- [SOURCE MATERIAL]:
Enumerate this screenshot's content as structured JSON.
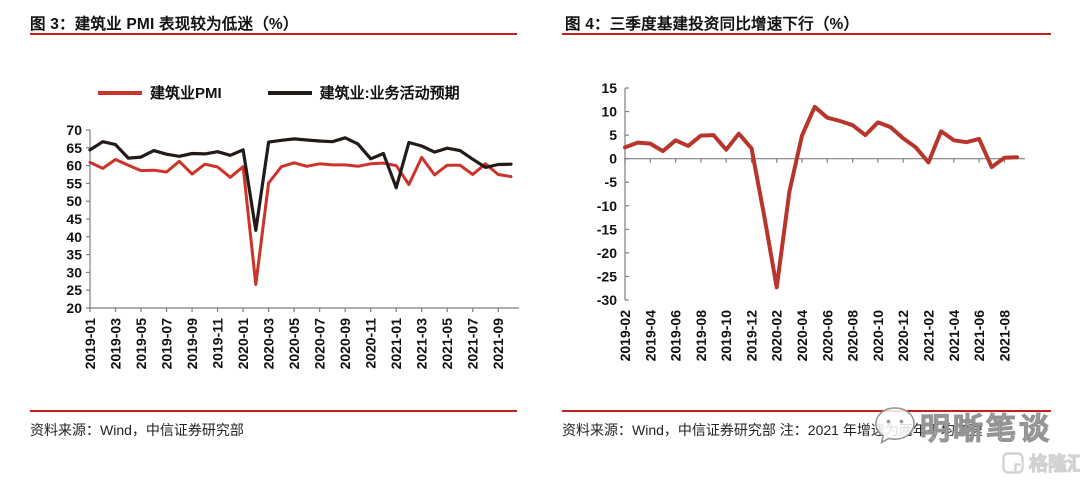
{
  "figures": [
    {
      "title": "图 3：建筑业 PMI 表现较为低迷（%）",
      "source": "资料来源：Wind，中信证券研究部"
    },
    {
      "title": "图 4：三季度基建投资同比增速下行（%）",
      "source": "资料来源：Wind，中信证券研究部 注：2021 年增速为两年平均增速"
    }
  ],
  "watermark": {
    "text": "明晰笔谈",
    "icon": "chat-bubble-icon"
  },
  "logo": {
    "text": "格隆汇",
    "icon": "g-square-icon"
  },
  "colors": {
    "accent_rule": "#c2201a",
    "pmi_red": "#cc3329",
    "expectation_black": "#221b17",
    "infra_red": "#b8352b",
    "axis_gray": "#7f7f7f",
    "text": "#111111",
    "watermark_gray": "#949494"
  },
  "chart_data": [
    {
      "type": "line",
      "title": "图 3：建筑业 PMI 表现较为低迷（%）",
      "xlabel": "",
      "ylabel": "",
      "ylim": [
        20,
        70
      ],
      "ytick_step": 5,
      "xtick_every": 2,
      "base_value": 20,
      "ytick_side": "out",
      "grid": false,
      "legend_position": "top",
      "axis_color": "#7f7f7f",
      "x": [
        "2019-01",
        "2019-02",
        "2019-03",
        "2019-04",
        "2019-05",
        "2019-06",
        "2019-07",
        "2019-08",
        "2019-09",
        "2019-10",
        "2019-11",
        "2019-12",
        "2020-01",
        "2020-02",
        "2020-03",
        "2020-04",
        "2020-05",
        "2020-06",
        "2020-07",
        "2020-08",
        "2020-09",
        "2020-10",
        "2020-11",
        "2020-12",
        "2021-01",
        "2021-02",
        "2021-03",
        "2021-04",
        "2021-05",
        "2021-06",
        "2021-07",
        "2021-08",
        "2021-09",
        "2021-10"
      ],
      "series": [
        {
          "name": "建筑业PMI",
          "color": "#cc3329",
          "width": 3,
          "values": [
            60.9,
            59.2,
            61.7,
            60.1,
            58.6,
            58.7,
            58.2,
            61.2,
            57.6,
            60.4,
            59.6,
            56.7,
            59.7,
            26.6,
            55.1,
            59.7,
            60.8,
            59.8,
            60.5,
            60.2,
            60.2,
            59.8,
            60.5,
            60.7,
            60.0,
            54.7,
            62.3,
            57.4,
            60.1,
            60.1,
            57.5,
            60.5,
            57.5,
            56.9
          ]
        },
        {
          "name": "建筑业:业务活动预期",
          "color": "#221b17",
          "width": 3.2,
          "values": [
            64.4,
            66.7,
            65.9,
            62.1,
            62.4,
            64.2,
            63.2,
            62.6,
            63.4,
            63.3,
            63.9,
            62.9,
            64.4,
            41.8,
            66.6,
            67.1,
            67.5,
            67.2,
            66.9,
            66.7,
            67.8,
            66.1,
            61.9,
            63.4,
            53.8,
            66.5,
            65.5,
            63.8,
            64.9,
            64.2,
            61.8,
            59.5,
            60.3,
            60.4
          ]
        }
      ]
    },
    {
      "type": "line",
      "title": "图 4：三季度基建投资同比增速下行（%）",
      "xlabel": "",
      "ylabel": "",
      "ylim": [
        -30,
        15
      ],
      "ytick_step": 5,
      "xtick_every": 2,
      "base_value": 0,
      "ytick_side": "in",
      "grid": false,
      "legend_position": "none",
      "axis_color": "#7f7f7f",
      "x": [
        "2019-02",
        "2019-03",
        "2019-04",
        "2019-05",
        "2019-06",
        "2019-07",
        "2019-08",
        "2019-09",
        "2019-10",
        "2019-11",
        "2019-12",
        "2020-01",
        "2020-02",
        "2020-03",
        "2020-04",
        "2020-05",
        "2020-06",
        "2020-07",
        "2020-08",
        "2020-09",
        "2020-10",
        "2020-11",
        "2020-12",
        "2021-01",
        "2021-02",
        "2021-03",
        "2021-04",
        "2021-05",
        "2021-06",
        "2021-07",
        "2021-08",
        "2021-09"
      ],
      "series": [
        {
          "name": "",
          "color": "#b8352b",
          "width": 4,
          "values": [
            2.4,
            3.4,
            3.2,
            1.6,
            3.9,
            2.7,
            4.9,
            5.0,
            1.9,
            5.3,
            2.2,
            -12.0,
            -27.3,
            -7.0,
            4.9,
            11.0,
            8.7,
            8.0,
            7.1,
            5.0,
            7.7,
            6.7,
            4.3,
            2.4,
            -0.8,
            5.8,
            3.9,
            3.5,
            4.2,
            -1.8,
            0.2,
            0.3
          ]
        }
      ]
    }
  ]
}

- [YOUR TASK]: Repeat the listing verbatim. Skip the pictures.

- [ANSWER BELOW]:
Enumerate this screenshot's content as structured JSON.
{
  "figures": [
    {
      "title": "图 3：建筑业 PMI 表现较为低迷（%）",
      "source": "资料来源：Wind，中信证券研究部"
    },
    {
      "title": "图 4：三季度基建投资同比增速下行（%）",
      "source": "资料来源：Wind，中信证券研究部 注：2021 年增速为两年平均增速"
    }
  ],
  "watermark": {
    "text": "明晰笔谈",
    "icon": "chat-bubble-icon"
  },
  "logo": {
    "text": "格隆汇",
    "icon": "g-square-icon"
  },
  "colors": {
    "accent_rule": "#c2201a",
    "pmi_red": "#cc3329",
    "expectation_black": "#221b17",
    "infra_red": "#b8352b",
    "axis_gray": "#7f7f7f",
    "text": "#111111",
    "watermark_gray": "#949494"
  },
  "chart_data": [
    {
      "type": "line",
      "title": "图 3：建筑业 PMI 表现较为低迷（%）",
      "xlabel": "",
      "ylabel": "",
      "ylim": [
        20,
        70
      ],
      "ytick_step": 5,
      "xtick_every": 2,
      "base_value": 20,
      "ytick_side": "out",
      "grid": false,
      "legend_position": "top",
      "axis_color": "#7f7f7f",
      "x": [
        "2019-01",
        "2019-02",
        "2019-03",
        "2019-04",
        "2019-05",
        "2019-06",
        "2019-07",
        "2019-08",
        "2019-09",
        "2019-10",
        "2019-11",
        "2019-12",
        "2020-01",
        "2020-02",
        "2020-03",
        "2020-04",
        "2020-05",
        "2020-06",
        "2020-07",
        "2020-08",
        "2020-09",
        "2020-10",
        "2020-11",
        "2020-12",
        "2021-01",
        "2021-02",
        "2021-03",
        "2021-04",
        "2021-05",
        "2021-06",
        "2021-07",
        "2021-08",
        "2021-09",
        "2021-10"
      ],
      "series": [
        {
          "name": "建筑业PMI",
          "color": "#cc3329",
          "width": 3,
          "values": [
            60.9,
            59.2,
            61.7,
            60.1,
            58.6,
            58.7,
            58.2,
            61.2,
            57.6,
            60.4,
            59.6,
            56.7,
            59.7,
            26.6,
            55.1,
            59.7,
            60.8,
            59.8,
            60.5,
            60.2,
            60.2,
            59.8,
            60.5,
            60.7,
            60.0,
            54.7,
            62.3,
            57.4,
            60.1,
            60.1,
            57.5,
            60.5,
            57.5,
            56.9
          ]
        },
        {
          "name": "建筑业:业务活动预期",
          "color": "#221b17",
          "width": 3.2,
          "values": [
            64.4,
            66.7,
            65.9,
            62.1,
            62.4,
            64.2,
            63.2,
            62.6,
            63.4,
            63.3,
            63.9,
            62.9,
            64.4,
            41.8,
            66.6,
            67.1,
            67.5,
            67.2,
            66.9,
            66.7,
            67.8,
            66.1,
            61.9,
            63.4,
            53.8,
            66.5,
            65.5,
            63.8,
            64.9,
            64.2,
            61.8,
            59.5,
            60.3,
            60.4
          ]
        }
      ]
    },
    {
      "type": "line",
      "title": "图 4：三季度基建投资同比增速下行（%）",
      "xlabel": "",
      "ylabel": "",
      "ylim": [
        -30,
        15
      ],
      "ytick_step": 5,
      "xtick_every": 2,
      "base_value": 0,
      "ytick_side": "in",
      "grid": false,
      "legend_position": "none",
      "axis_color": "#7f7f7f",
      "x": [
        "2019-02",
        "2019-03",
        "2019-04",
        "2019-05",
        "2019-06",
        "2019-07",
        "2019-08",
        "2019-09",
        "2019-10",
        "2019-11",
        "2019-12",
        "2020-01",
        "2020-02",
        "2020-03",
        "2020-04",
        "2020-05",
        "2020-06",
        "2020-07",
        "2020-08",
        "2020-09",
        "2020-10",
        "2020-11",
        "2020-12",
        "2021-01",
        "2021-02",
        "2021-03",
        "2021-04",
        "2021-05",
        "2021-06",
        "2021-07",
        "2021-08",
        "2021-09"
      ],
      "series": [
        {
          "name": "",
          "color": "#b8352b",
          "width": 4,
          "values": [
            2.4,
            3.4,
            3.2,
            1.6,
            3.9,
            2.7,
            4.9,
            5.0,
            1.9,
            5.3,
            2.2,
            -12.0,
            -27.3,
            -7.0,
            4.9,
            11.0,
            8.7,
            8.0,
            7.1,
            5.0,
            7.7,
            6.7,
            4.3,
            2.4,
            -0.8,
            5.8,
            3.9,
            3.5,
            4.2,
            -1.8,
            0.2,
            0.3
          ]
        }
      ]
    }
  ]
}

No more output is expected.